— START —

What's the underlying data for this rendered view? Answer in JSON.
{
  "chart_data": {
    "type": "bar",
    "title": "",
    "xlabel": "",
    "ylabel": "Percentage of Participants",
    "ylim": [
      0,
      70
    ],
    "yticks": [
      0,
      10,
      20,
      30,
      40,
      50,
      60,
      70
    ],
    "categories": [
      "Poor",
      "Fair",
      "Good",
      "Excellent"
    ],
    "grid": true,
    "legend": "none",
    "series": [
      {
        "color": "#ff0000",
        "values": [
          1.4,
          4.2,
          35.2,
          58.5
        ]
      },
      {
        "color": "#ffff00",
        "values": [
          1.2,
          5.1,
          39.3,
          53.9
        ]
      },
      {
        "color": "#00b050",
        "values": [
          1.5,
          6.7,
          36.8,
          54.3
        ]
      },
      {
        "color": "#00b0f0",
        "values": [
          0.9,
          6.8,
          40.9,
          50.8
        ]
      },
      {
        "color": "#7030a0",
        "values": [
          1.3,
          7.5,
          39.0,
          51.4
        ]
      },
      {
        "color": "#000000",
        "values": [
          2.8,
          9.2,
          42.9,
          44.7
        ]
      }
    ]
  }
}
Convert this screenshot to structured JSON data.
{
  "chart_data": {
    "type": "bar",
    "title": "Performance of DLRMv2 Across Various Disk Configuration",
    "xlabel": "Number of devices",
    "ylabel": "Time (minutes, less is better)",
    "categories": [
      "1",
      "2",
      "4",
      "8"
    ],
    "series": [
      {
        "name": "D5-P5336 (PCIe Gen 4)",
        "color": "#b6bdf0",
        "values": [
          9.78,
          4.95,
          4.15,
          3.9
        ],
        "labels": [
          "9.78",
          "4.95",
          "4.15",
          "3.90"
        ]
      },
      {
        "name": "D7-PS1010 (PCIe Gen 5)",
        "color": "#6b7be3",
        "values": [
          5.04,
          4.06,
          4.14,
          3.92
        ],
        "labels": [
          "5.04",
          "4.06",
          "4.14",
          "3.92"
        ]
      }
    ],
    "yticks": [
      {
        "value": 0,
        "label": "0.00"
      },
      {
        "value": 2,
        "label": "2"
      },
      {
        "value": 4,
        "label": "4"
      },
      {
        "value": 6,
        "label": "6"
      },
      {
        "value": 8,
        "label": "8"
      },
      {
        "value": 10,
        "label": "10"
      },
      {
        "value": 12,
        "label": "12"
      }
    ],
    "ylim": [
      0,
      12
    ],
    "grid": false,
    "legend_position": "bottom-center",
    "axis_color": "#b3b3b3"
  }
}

— END —

TASK DIRECTIONS — Copy every line exactly. Leave nothing out.

THE REPLY —
What's the underlying data for this rendered view? Answer in JSON.
{
  "chart_data": {
    "type": "bar",
    "title": "",
    "xlabel": "",
    "ylabel": "Percentage of Participants",
    "ylim": [
      0,
      70
    ],
    "yticks": [
      0,
      10,
      20,
      30,
      40,
      50,
      60,
      70
    ],
    "categories": [
      "Poor",
      "Fair",
      "Good",
      "Excellent"
    ],
    "grid": true,
    "legend": "none",
    "series": [
      {
        "color": "#ff0000",
        "values": [
          1.4,
          4.2,
          35.2,
          58.5
        ]
      },
      {
        "color": "#ffff00",
        "values": [
          1.2,
          5.1,
          39.3,
          53.9
        ]
      },
      {
        "color": "#00b050",
        "values": [
          1.5,
          6.7,
          36.8,
          54.3
        ]
      },
      {
        "color": "#00b0f0",
        "values": [
          0.9,
          6.8,
          40.9,
          50.8
        ]
      },
      {
        "color": "#7030a0",
        "values": [
          1.3,
          7.5,
          39.0,
          51.4
        ]
      },
      {
        "color": "#000000",
        "values": [
          2.8,
          9.2,
          42.9,
          44.7
        ]
      }
    ]
  }
}
Convert this screenshot to structured JSON data.
{
  "chart_data": {
    "type": "bar",
    "title": "Performance of DLRMv2 Across Various Disk Configuration",
    "xlabel": "Number of devices",
    "ylabel": "Time (minutes, less is better)",
    "categories": [
      "1",
      "2",
      "4",
      "8"
    ],
    "series": [
      {
        "name": "D5-P5336 (PCIe Gen 4)",
        "color": "#b6bdf0",
        "values": [
          9.78,
          4.95,
          4.15,
          3.9
        ],
        "labels": [
          "9.78",
          "4.95",
          "4.15",
          "3.90"
        ]
      },
      {
        "name": "D7-PS1010 (PCIe Gen 5)",
        "color": "#6b7be3",
        "values": [
          5.04,
          4.06,
          4.14,
          3.92
        ],
        "labels": [
          "5.04",
          "4.06",
          "4.14",
          "3.92"
        ]
      }
    ],
    "yticks": [
      {
        "value": 0,
        "label": "0.00"
      },
      {
        "value": 2,
        "label": "2"
      },
      {
        "value": 4,
        "label": "4"
      },
      {
        "value": 6,
        "label": "6"
      },
      {
        "value": 8,
        "label": "8"
      },
      {
        "value": 10,
        "label": "10"
      },
      {
        "value": 12,
        "label": "12"
      }
    ],
    "ylim": [
      0,
      12
    ],
    "grid": false,
    "legend_position": "bottom-center",
    "axis_color": "#b3b3b3"
  }
}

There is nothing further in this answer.